**Information shown:**
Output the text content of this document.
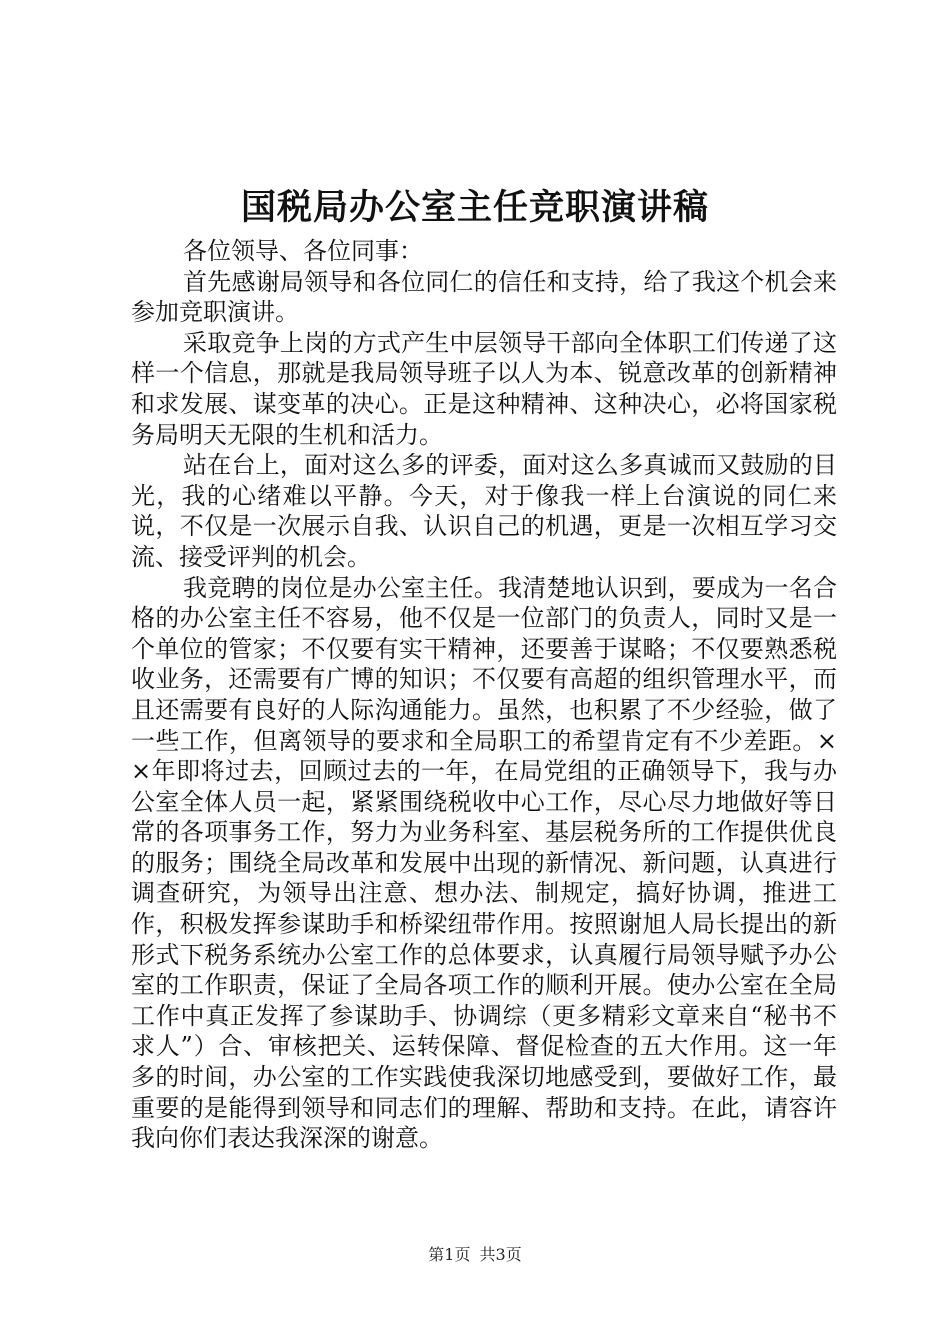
国税局办公室主任竞职演讲稿

各位领导、各位同事：

首先感谢局领导和各位同仁的信任和支持，给了我这个机会来参加竞职演讲。

采取竞争上岗的方式产生中层领导干部向全体职工们传递了这样一个信息，那就是我局领导班子以人为本、锐意改革的创新精神和求发展、谋变革的决心。正是这种精神、这种决心，必将国家税务局明天无限的生机和活力。

站在台上，面对这么多的评委，面对这么多真诚而又鼓励的目光，我的心绪难以平静。今天，对于像我一样上台演说的同仁来说，不仅是一次展示自我、认识自己的机遇，更是一次相互学习交流、接受评判的机会。

我竞聘的岗位是办公室主任。我清楚地认识到，要成为一名合格的办公室主任不容易，他不仅是一位部门的负责人，同时又是一个单位的管家；不仅要有实干精神，还要善于谋略；不仅要熟悉税收业务，还需要有广博的知识；不仅要有高超的组织管理水平，而且还需要有良好的人际沟通能力。虽然，也积累了不少经验，做了一些工作，但离领导的要求和全局职工的希望肯定有不少差距。××年即将过去，回顾过去的一年，在局党组的正确领导下，我与办公室全体人员一起，紧紧围绕税收中心工作，尽心尽力地做好等日常的各项事务工作，努力为业务科室、基层税务所的工作提供优良的服务；围绕全局改革和发展中出现的新情况、新问题，认真进行调查研究，为领导出注意、想办法、制规定，搞好协调，推进工作，积极发挥参谋助手和桥梁纽带作用。按照谢旭人局长提出的新形式下税务系统办公室工作的总体要求，认真履行局领导赋予办公室的工作职责，保证了全局各项工作的顺利开展。使办公室在全局工作中真正发挥了参谋助手、协调综（更多精彩文章来自“秘书不求人”）合、审核把关、运转保障、督促检查的五大作用。这一年多的时间，办公室的工作实践使我深切地感受到，要做好工作，最重要的是能得到领导和同志们的理解、帮助和支持。在此，请容许我向你们表达我深深的谢意。

第1页 共3页
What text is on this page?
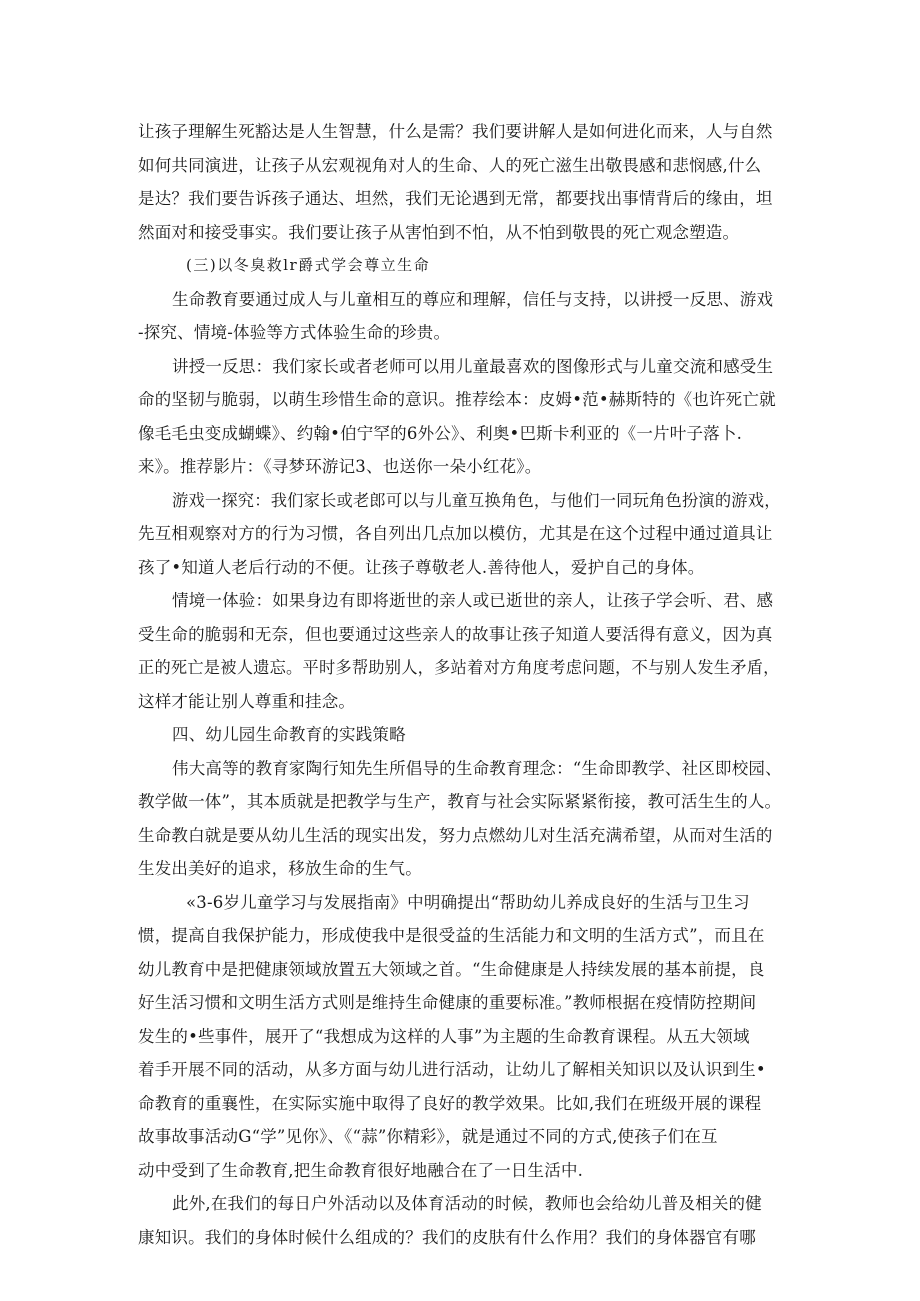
让孩子理解生死豁达是人生智慧，什么是需？我们要讲解人是如何进化而来，人与自然
如何共同演进，让孩子从宏观视角对人的生命、人的死亡滋生出敬畏感和悲悯感,什么
是达？我们要告诉孩子通达、坦然，我们无论遇到无常，都要找出事情背后的缘由，坦
然面对和接受事实。我们要让孩子从害怕到不怕，从不怕到敬畏的死亡观念塑造。
(三)以冬臭救lr爵式学会尊立生命
生命教育要通过成人与儿童相互的尊应和理解，信任与支持，以讲授一反思、游戏
-探究、情境-体验等方式体验生命的珍贵。
讲授一反思：我们家长或者老师可以用儿童最喜欢的图像形式与儿童交流和感受生
命的坚韧与脆弱，以萌生珍惜生命的意识。推荐绘本：皮姆•范•赫斯特的《也许死亡就
像毛毛虫变成蝴蝶》、约翰•伯宁罕的6外公》、利奥•巴斯卡利亚的《一片叶子落卜.
来》。推荐影片：《寻梦环游记3、也送你一朵小红花》。
游戏一探究：我们家长或老郎可以与儿童互换角色，与他们一同玩角色扮演的游戏，
先互相观察对方的行为习惯，各自列出几点加以模仿，尤其是在这个过程中通过道具让
孩了•知道人老后行动的不便。让孩子尊敬老人.善待他人，爱护自己的身体。
情境一体验：如果身边有即将逝世的亲人或已逝世的亲人，让孩子学会听、君、感
受生命的脆弱和无奈，但也要通过这些亲人的故事让孩子知道人要活得有意义，因为真
正的死亡是被人遗忘。平时多帮助别人，多站着对方角度考虑问题，不与别人发生矛盾，
这样才能让别人尊重和挂念。
四、幼儿园生命教育的实践策略
伟大高等的教育家陶行知先生所倡导的生命教育理念：“生命即教学、社区即校园、
教学做一体”，其本质就是把教学与生产，教育与社会实际紧紧衔接，教可活生生的人。
生命教白就是要从幼儿生活的现实出发，努力点燃幼儿对生活充满希望，从而对生活的
生发出美好的追求，移放生命的生气。
«3-6岁儿童学习与发展指南》中明确提出“帮助幼儿养成良好的生活与卫生习
惯，提高自我保护能力，形成使我中是很受益的生活能力和文明的生活方式”，而且在
幼儿教育中是把健康领域放置五大领域之首。“生命健康是人持续发展的基本前提，良
好生活习惯和文明生活方式则是维持生命健康的重要标准。”教师根据在疫情防控期间
发生的•些事件，展开了“我想成为这样的人事”为主题的生命教育课程。从五大领域
着手开展不同的活动，从多方面与幼儿进行活动，让幼儿了解相关知识以及认识到生•
命教育的重襄性，在实际实施中取得了良好的教学效果。比如,我们在班级开展的课程
故事故事活动G“学”见你》、《“蒜”你精彩》，就是通过不同的方式,使孩子们在互
动中受到了生命教育,把生命教育很好地融合在了一日生活中.
此外,在我们的每日户外活动以及体育活动的时候，教师也会给幼儿普及相关的健
康知识。我们的身体时候什么组成的？我们的皮肤有什么作用？我们的身体器官有哪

**What is needed:**
Lines holding the word "this" in the entries above are the ones to pull out. Copy them all.

**Solved problem:**
Output the text content of this document.
What text is on this page?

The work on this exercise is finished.